BEGIN LISTED RECORDS

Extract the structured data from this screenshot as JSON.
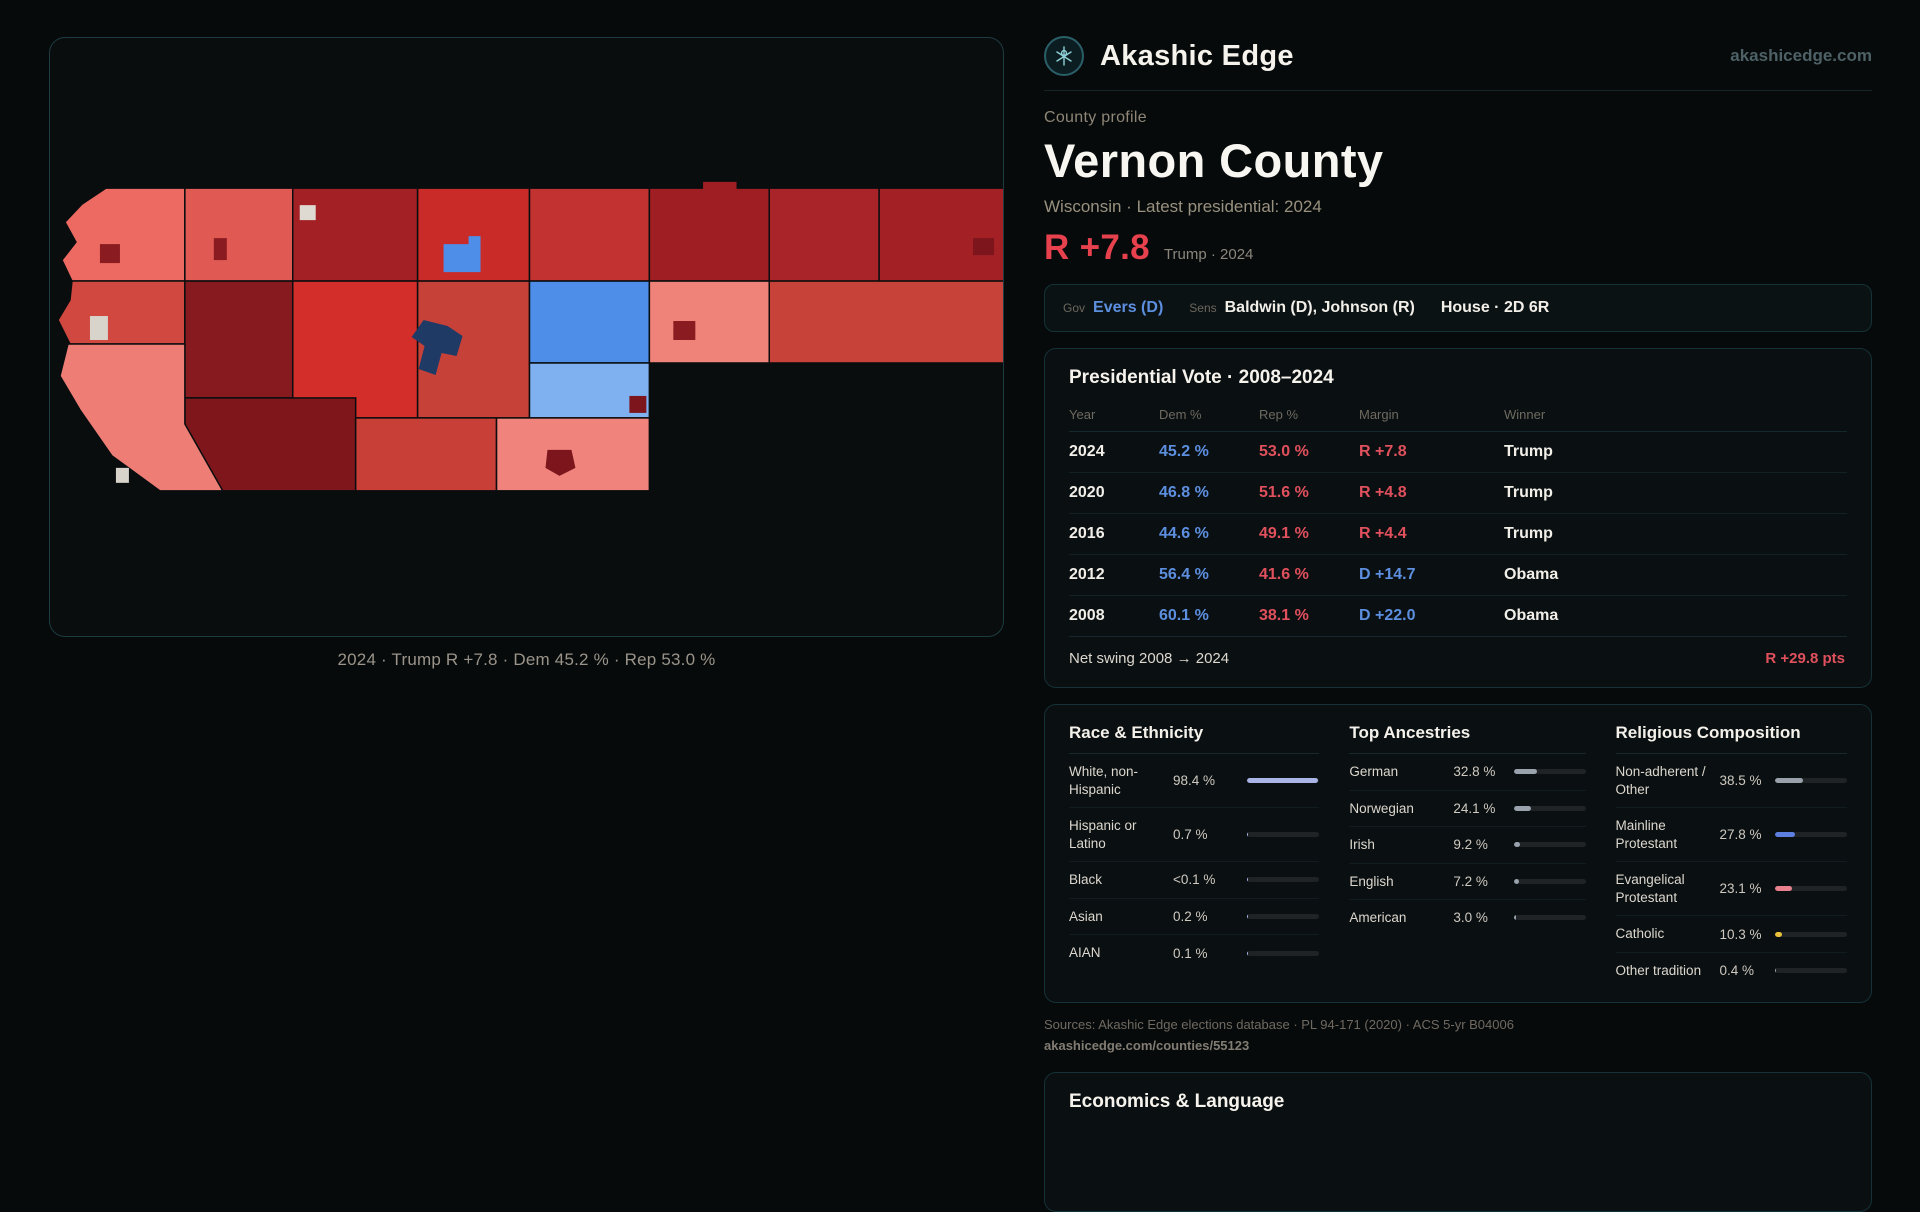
{
  "brand": {
    "name": "Akashic Edge",
    "site": "akashicedge.com"
  },
  "map": {
    "caption": "2024 · Trump R +7.8 · Dem 45.2 % · Rep 53.0 %"
  },
  "profile": {
    "kicker": "County profile",
    "title": "Vernon County",
    "subtitle": "Wisconsin · Latest presidential: 2024",
    "margin": "R +7.8",
    "margin_detail": "Trump · 2024"
  },
  "officials": {
    "gov_label": "Gov",
    "gov": "Evers (D)",
    "sens_label": "Sens",
    "sens": "Baldwin (D), Johnson (R)",
    "house": "House · 2D 6R"
  },
  "presidential": {
    "title": "Presidential Vote · 2008–2024",
    "columns": [
      "Year",
      "Dem %",
      "Rep %",
      "Margin",
      "Winner"
    ],
    "rows": [
      {
        "year": "2024",
        "dem": "45.2 %",
        "rep": "53.0 %",
        "margin": "R +7.8",
        "winner": "Trump"
      },
      {
        "year": "2020",
        "dem": "46.8 %",
        "rep": "51.6 %",
        "margin": "R +4.8",
        "winner": "Trump"
      },
      {
        "year": "2016",
        "dem": "44.6 %",
        "rep": "49.1 %",
        "margin": "R +4.4",
        "winner": "Trump"
      },
      {
        "year": "2012",
        "dem": "56.4 %",
        "rep": "41.6 %",
        "margin": "D +14.7",
        "winner": "Obama"
      },
      {
        "year": "2008",
        "dem": "60.1 %",
        "rep": "38.1 %",
        "margin": "D +22.0",
        "winner": "Obama"
      }
    ],
    "net_swing_label": "Net swing 2008 → 2024",
    "net_swing_value": "R +29.8 pts"
  },
  "demographics": {
    "race": {
      "title": "Race & Ethnicity",
      "rows": [
        {
          "label": "White, non-Hispanic",
          "value": "98.4 %",
          "pct": 98.4,
          "bar": "#aab4e6"
        },
        {
          "label": "Hispanic or Latino",
          "value": "0.7 %",
          "pct": 0.7,
          "bar": "#aab4e6"
        },
        {
          "label": "Black",
          "value": "<0.1 %",
          "pct": 0.05,
          "bar": "#aab4e6"
        },
        {
          "label": "Asian",
          "value": "0.2 %",
          "pct": 0.2,
          "bar": "#aab4e6"
        },
        {
          "label": "AIAN",
          "value": "0.1 %",
          "pct": 0.1,
          "bar": "#aab4e6"
        }
      ]
    },
    "ancestries": {
      "title": "Top Ancestries",
      "rows": [
        {
          "label": "German",
          "value": "32.8 %",
          "pct": 32.8,
          "bar": "#99a2ad"
        },
        {
          "label": "Norwegian",
          "value": "24.1 %",
          "pct": 24.1,
          "bar": "#99a2ad"
        },
        {
          "label": "Irish",
          "value": "9.2 %",
          "pct": 9.2,
          "bar": "#99a2ad"
        },
        {
          "label": "English",
          "value": "7.2 %",
          "pct": 7.2,
          "bar": "#99a2ad"
        },
        {
          "label": "American",
          "value": "3.0 %",
          "pct": 3.0,
          "bar": "#99a2ad"
        }
      ]
    },
    "religion": {
      "title": "Religious Composition",
      "rows": [
        {
          "label": "Non-adherent / Other",
          "value": "38.5 %",
          "pct": 38.5,
          "bar": "#9aa1ab"
        },
        {
          "label": "Mainline Protestant",
          "value": "27.8 %",
          "pct": 27.8,
          "bar": "#5d7fe0"
        },
        {
          "label": "Evangelical Protestant",
          "value": "23.1 %",
          "pct": 23.1,
          "bar": "#e8808e"
        },
        {
          "label": "Catholic",
          "value": "10.3 %",
          "pct": 10.3,
          "bar": "#e8c23a"
        },
        {
          "label": "Other tradition",
          "value": "0.4 %",
          "pct": 0.4,
          "bar": "#9aa1ab"
        }
      ]
    }
  },
  "sources": {
    "line1": "Sources: Akashic Edge elections database · PL 94-171 (2020) · ACS 5-yr B04006",
    "line2": "akashicedge.com/counties/55123"
  },
  "economics": {
    "title": "Economics & Language"
  },
  "colors": {
    "dem": "#5d8fe0",
    "rep": "#e0505d",
    "accent_red": "#e8414e"
  }
}
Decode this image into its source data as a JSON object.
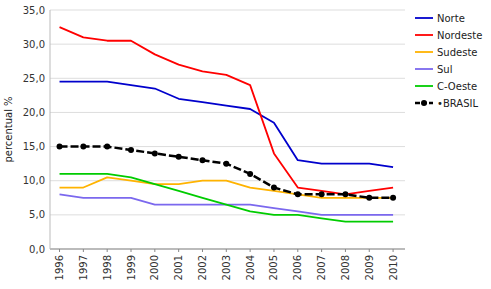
{
  "chart_data": {
    "type": "line",
    "y_label": "percentual %",
    "x": [
      1996,
      1997,
      1998,
      1999,
      2000,
      2001,
      2002,
      2003,
      2004,
      2005,
      2006,
      2007,
      2008,
      2009,
      2010
    ],
    "xlim": [
      1995.6,
      2010.5
    ],
    "xticks": [
      1996,
      1997,
      1998,
      1999,
      2000,
      2001,
      2002,
      2003,
      2004,
      2005,
      2006,
      2007,
      2008,
      2009,
      2010
    ],
    "ylim": [
      0,
      35
    ],
    "yticks": [
      {
        "value": 0,
        "label": "0,0"
      },
      {
        "value": 5,
        "label": "5,0"
      },
      {
        "value": 10,
        "label": "10,0"
      },
      {
        "value": 15,
        "label": "15,0"
      },
      {
        "value": 20,
        "label": "20,0"
      },
      {
        "value": 25,
        "label": "25,0"
      },
      {
        "value": 30,
        "label": "30,0"
      },
      {
        "value": 35,
        "label": "35,0"
      }
    ],
    "grid": "y",
    "legend": "right",
    "series": [
      {
        "name": "Norte",
        "color": "#0000CC",
        "values": [
          24.5,
          24.5,
          24.5,
          24.0,
          23.5,
          22.0,
          21.5,
          21.0,
          20.5,
          18.5,
          13.0,
          12.5,
          12.5,
          12.5,
          12.0
        ]
      },
      {
        "name": "Nordeste",
        "color": "#FF0000",
        "values": [
          32.5,
          31.0,
          30.5,
          30.5,
          28.5,
          27.0,
          26.0,
          25.5,
          24.0,
          14.0,
          9.0,
          8.5,
          8.0,
          8.5,
          9.0
        ]
      },
      {
        "name": "Sudeste",
        "color": "#FFB300",
        "values": [
          9.0,
          9.0,
          10.5,
          10.0,
          9.5,
          9.5,
          10.0,
          10.0,
          9.0,
          8.5,
          8.0,
          7.5,
          7.5,
          7.5,
          7.5
        ]
      },
      {
        "name": "Sul",
        "color": "#7B68EE",
        "values": [
          8.0,
          7.5,
          7.5,
          7.5,
          6.5,
          6.5,
          6.5,
          6.5,
          6.5,
          6.0,
          5.5,
          5.0,
          5.0,
          5.0,
          5.0
        ]
      },
      {
        "name": "C-Oeste",
        "color": "#00CC00",
        "values": [
          11.0,
          11.0,
          11.0,
          10.5,
          9.5,
          8.5,
          7.5,
          6.5,
          5.5,
          5.0,
          5.0,
          4.5,
          4.0,
          4.0,
          4.0
        ]
      },
      {
        "name": "•BRASIL",
        "color": "#000000",
        "line_style": "dashed",
        "marker": "circle",
        "values": [
          15.0,
          15.0,
          15.0,
          14.5,
          14.0,
          13.5,
          13.0,
          12.5,
          11.0,
          9.0,
          8.0,
          8.0,
          8.0,
          7.5,
          7.5
        ]
      }
    ]
  }
}
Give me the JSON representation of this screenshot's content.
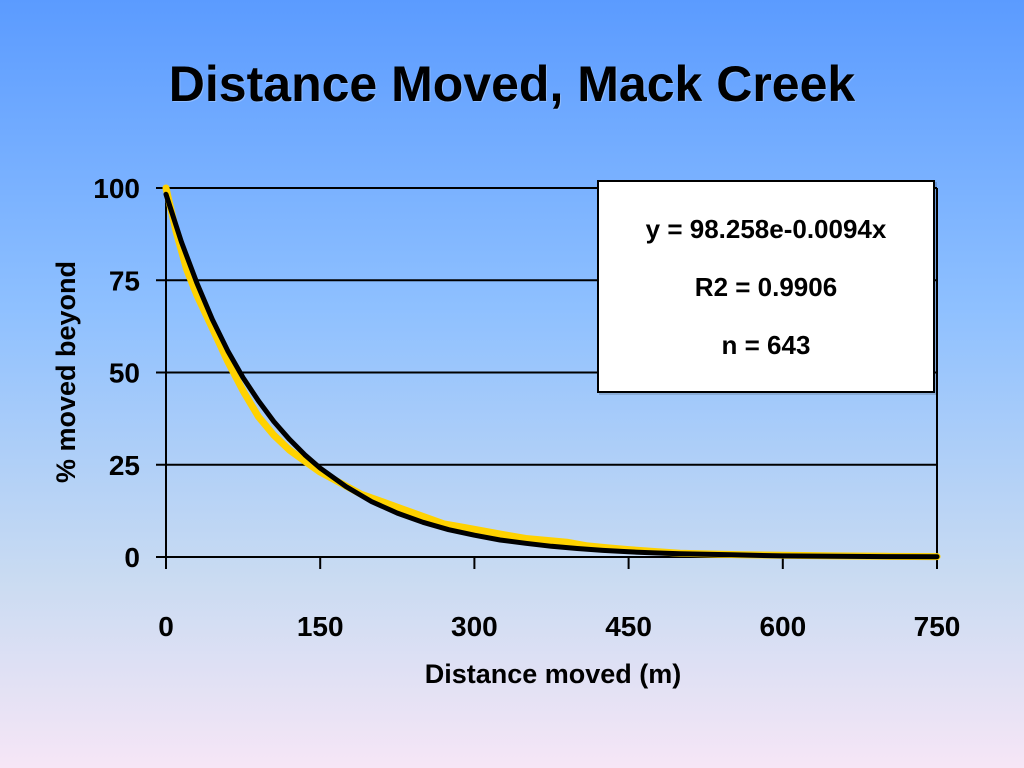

END LISTED RECORDS

-- CHALLENGE --
Every record above must be given again exactly; drop the pictures.

-- WRITTEN SOLUTION --
Extract the structured data from this screenshot as JSON.
{
  "brand": {
    "name": "Akashic Edge",
    "site": "akashicedge.com"
  },
  "map": {
    "caption": "2024 · Trump R +7.8 · Dem 45.2 % · Rep 53.0 %"
  },
  "profile": {
    "kicker": "County profile",
    "title": "Vernon County",
    "subtitle": "Wisconsin · Latest presidential: 2024",
    "margin": "R +7.8",
    "margin_detail": "Trump · 2024"
  },
  "officials": {
    "gov_label": "Gov",
    "gov": "Evers (D)",
    "sens_label": "Sens",
    "sens": "Baldwin (D), Johnson (R)",
    "house": "House · 2D 6R"
  },
  "presidential": {
    "title": "Presidential Vote · 2008–2024",
    "columns": [
      "Year",
      "Dem %",
      "Rep %",
      "Margin",
      "Winner"
    ],
    "rows": [
      {
        "year": "2024",
        "dem": "45.2 %",
        "rep": "53.0 %",
        "margin": "R +7.8",
        "winner": "Trump"
      },
      {
        "year": "2020",
        "dem": "46.8 %",
        "rep": "51.6 %",
        "margin": "R +4.8",
        "winner": "Trump"
      },
      {
        "year": "2016",
        "dem": "44.6 %",
        "rep": "49.1 %",
        "margin": "R +4.4",
        "winner": "Trump"
      },
      {
        "year": "2012",
        "dem": "56.4 %",
        "rep": "41.6 %",
        "margin": "D +14.7",
        "winner": "Obama"
      },
      {
        "year": "2008",
        "dem": "60.1 %",
        "rep": "38.1 %",
        "margin": "D +22.0",
        "winner": "Obama"
      }
    ],
    "net_swing_label": "Net swing 2008 → 2024",
    "net_swing_value": "R +29.8 pts"
  },
  "demographics": {
    "race": {
      "title": "Race & Ethnicity",
      "rows": [
        {
          "label": "White, non-Hispanic",
          "value": "98.4 %",
          "pct": 98.4,
          "bar": "#aab4e6"
        },
        {
          "label": "Hispanic or Latino",
          "value": "0.7 %",
          "pct": 0.7,
          "bar": "#aab4e6"
        },
        {
          "label": "Black",
          "value": "<0.1 %",
          "pct": 0.05,
          "bar": "#aab4e6"
        },
        {
          "label": "Asian",
          "value": "0.2 %",
          "pct": 0.2,
          "bar": "#aab4e6"
        },
        {
          "label": "AIAN",
          "value": "0.1 %",
          "pct": 0.1,
          "bar": "#aab4e6"
        }
      ]
    },
    "ancestries": {
      "title": "Top Ancestries",
      "rows": [
        {
          "label": "German",
          "value": "32.8 %",
          "pct": 32.8,
          "bar": "#99a2ad"
        },
        {
          "label": "Norwegian",
          "value": "24.1 %",
          "pct": 24.1,
          "bar": "#99a2ad"
        },
        {
          "label": "Irish",
          "value": "9.2 %",
          "pct": 9.2,
          "bar": "#99a2ad"
        },
        {
          "label": "English",
          "value": "7.2 %",
          "pct": 7.2,
          "bar": "#99a2ad"
        },
        {
          "label": "American",
          "value": "3.0 %",
          "pct": 3.0,
          "bar": "#99a2ad"
        }
      ]
    },
    "religion": {
      "title": "Religious Composition",
      "rows": [
        {
          "label": "Non-adherent / Other",
          "value": "38.5 %",
          "pct": 38.5,
          "bar": "#9aa1ab"
        },
        {
          "label": "Mainline Protestant",
          "value": "27.8 %",
          "pct": 27.8,
          "bar": "#5d7fe0"
        },
        {
          "label": "Evangelical Protestant",
          "value": "23.1 %",
          "pct": 23.1,
          "bar": "#e8808e"
        },
        {
          "label": "Catholic",
          "value": "10.3 %",
          "pct": 10.3,
          "bar": "#e8c23a"
        },
        {
          "label": "Other tradition",
          "value": "0.4 %",
          "pct": 0.4,
          "bar": "#9aa1ab"
        }
      ]
    }
  },
  "sources": {
    "line1": "Sources: Akashic Edge elections database · PL 94-171 (2020) · ACS 5-yr B04006",
    "line2": "akashicedge.com/counties/55123"
  },
  "economics": {
    "title": "Economics & Language"
  },
  "colors": {
    "dem": "#5d8fe0",
    "rep": "#e0505d",
    "accent_red": "#e8414e"
  }
}
Decode this image into its source data as a JSON object.
{
  "chart_data": {
    "type": "line",
    "y_label": "percentual %",
    "x": [
      1996,
      1997,
      1998,
      1999,
      2000,
      2001,
      2002,
      2003,
      2004,
      2005,
      2006,
      2007,
      2008,
      2009,
      2010
    ],
    "xlim": [
      1995.6,
      2010.5
    ],
    "xticks": [
      1996,
      1997,
      1998,
      1999,
      2000,
      2001,
      2002,
      2003,
      2004,
      2005,
      2006,
      2007,
      2008,
      2009,
      2010
    ],
    "ylim": [
      0,
      35
    ],
    "yticks": [
      {
        "value": 0,
        "label": "0,0"
      },
      {
        "value": 5,
        "label": "5,0"
      },
      {
        "value": 10,
        "label": "10,0"
      },
      {
        "value": 15,
        "label": "15,0"
      },
      {
        "value": 20,
        "label": "20,0"
      },
      {
        "value": 25,
        "label": "25,0"
      },
      {
        "value": 30,
        "label": "30,0"
      },
      {
        "value": 35,
        "label": "35,0"
      }
    ],
    "grid": "y",
    "legend": "right",
    "series": [
      {
        "name": "Norte",
        "color": "#0000CC",
        "values": [
          24.5,
          24.5,
          24.5,
          24.0,
          23.5,
          22.0,
          21.5,
          21.0,
          20.5,
          18.5,
          13.0,
          12.5,
          12.5,
          12.5,
          12.0
        ]
      },
      {
        "name": "Nordeste",
        "color": "#FF0000",
        "values": [
          32.5,
          31.0,
          30.5,
          30.5,
          28.5,
          27.0,
          26.0,
          25.5,
          24.0,
          14.0,
          9.0,
          8.5,
          8.0,
          8.5,
          9.0
        ]
      },
      {
        "name": "Sudeste",
        "color": "#FFB300",
        "values": [
          9.0,
          9.0,
          10.5,
          10.0,
          9.5,
          9.5,
          10.0,
          10.0,
          9.0,
          8.5,
          8.0,
          7.5,
          7.5,
          7.5,
          7.5
        ]
      },
      {
        "name": "Sul",
        "color": "#7B68EE",
        "values": [
          8.0,
          7.5,
          7.5,
          7.5,
          6.5,
          6.5,
          6.5,
          6.5,
          6.5,
          6.0,
          5.5,
          5.0,
          5.0,
          5.0,
          5.0
        ]
      },
      {
        "name": "C-Oeste",
        "color": "#00CC00",
        "values": [
          11.0,
          11.0,
          11.0,
          10.5,
          9.5,
          8.5,
          7.5,
          6.5,
          5.5,
          5.0,
          5.0,
          4.5,
          4.0,
          4.0,
          4.0
        ]
      },
      {
        "name": "•BRASIL",
        "color": "#000000",
        "line_style": "dashed",
        "marker": "circle",
        "values": [
          15.0,
          15.0,
          15.0,
          14.5,
          14.0,
          13.5,
          13.0,
          12.5,
          11.0,
          9.0,
          8.0,
          8.0,
          8.0,
          7.5,
          7.5
        ]
      }
    ]
  }
}
Give me the JSON representation of this screenshot's content.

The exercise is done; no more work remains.